SHORT EXERCISE
The records below must be output exactly, without pictures.

####

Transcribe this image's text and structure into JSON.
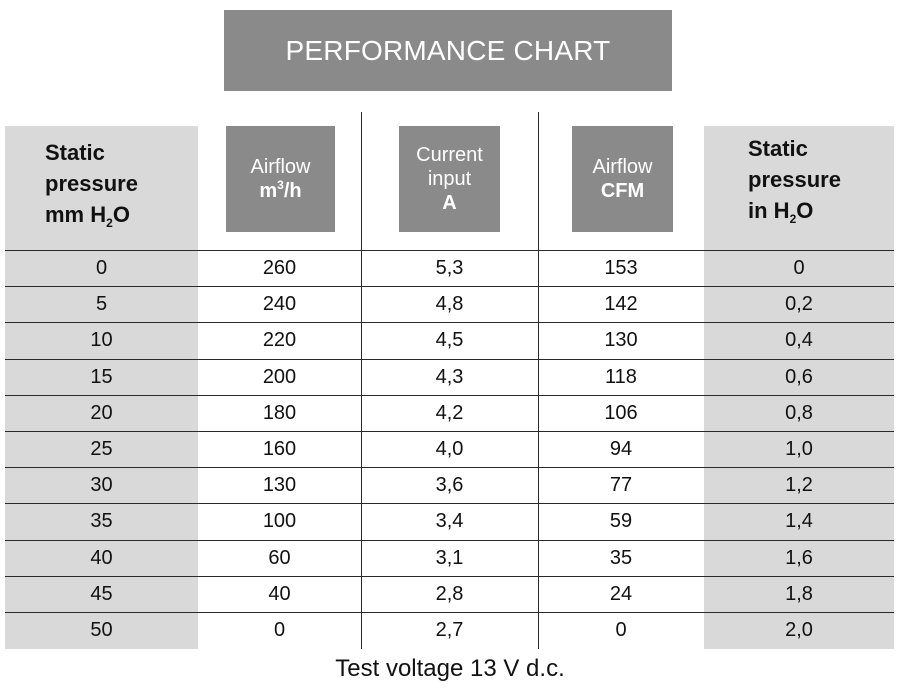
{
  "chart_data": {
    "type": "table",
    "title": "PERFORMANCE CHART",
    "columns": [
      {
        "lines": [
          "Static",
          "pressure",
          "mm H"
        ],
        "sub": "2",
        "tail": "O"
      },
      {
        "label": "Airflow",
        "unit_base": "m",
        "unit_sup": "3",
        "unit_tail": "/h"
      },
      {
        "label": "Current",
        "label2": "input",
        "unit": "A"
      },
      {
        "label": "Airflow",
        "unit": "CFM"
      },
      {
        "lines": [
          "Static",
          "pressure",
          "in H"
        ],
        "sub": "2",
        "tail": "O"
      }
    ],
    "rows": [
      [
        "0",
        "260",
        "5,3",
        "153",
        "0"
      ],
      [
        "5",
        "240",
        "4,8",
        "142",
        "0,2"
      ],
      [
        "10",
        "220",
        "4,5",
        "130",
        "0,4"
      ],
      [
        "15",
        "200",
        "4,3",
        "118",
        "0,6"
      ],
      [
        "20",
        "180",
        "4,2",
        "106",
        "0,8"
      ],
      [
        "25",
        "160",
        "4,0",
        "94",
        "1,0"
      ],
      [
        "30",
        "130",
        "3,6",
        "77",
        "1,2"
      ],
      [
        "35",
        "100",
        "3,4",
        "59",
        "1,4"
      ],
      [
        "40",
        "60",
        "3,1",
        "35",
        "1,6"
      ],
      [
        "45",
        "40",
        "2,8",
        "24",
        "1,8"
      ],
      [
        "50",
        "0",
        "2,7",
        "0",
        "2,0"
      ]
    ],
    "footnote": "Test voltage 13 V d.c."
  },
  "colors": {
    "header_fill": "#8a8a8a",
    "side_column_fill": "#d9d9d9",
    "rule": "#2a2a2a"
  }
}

####

RESULT OF THIS TASK
Transcribe this image's text and structure into JSON.
{
  "chart_data": {
    "type": "table",
    "title": "PERFORMANCE CHART",
    "columns": [
      {
        "lines": [
          "Static",
          "pressure",
          "mm H"
        ],
        "sub": "2",
        "tail": "O"
      },
      {
        "label": "Airflow",
        "unit_base": "m",
        "unit_sup": "3",
        "unit_tail": "/h"
      },
      {
        "label": "Current",
        "label2": "input",
        "unit": "A"
      },
      {
        "label": "Airflow",
        "unit": "CFM"
      },
      {
        "lines": [
          "Static",
          "pressure",
          "in H"
        ],
        "sub": "2",
        "tail": "O"
      }
    ],
    "rows": [
      [
        "0",
        "260",
        "5,3",
        "153",
        "0"
      ],
      [
        "5",
        "240",
        "4,8",
        "142",
        "0,2"
      ],
      [
        "10",
        "220",
        "4,5",
        "130",
        "0,4"
      ],
      [
        "15",
        "200",
        "4,3",
        "118",
        "0,6"
      ],
      [
        "20",
        "180",
        "4,2",
        "106",
        "0,8"
      ],
      [
        "25",
        "160",
        "4,0",
        "94",
        "1,0"
      ],
      [
        "30",
        "130",
        "3,6",
        "77",
        "1,2"
      ],
      [
        "35",
        "100",
        "3,4",
        "59",
        "1,4"
      ],
      [
        "40",
        "60",
        "3,1",
        "35",
        "1,6"
      ],
      [
        "45",
        "40",
        "2,8",
        "24",
        "1,8"
      ],
      [
        "50",
        "0",
        "2,7",
        "0",
        "2,0"
      ]
    ],
    "footnote": "Test voltage 13 V d.c."
  },
  "colors": {
    "header_fill": "#8a8a8a",
    "side_column_fill": "#d9d9d9",
    "rule": "#2a2a2a"
  }
}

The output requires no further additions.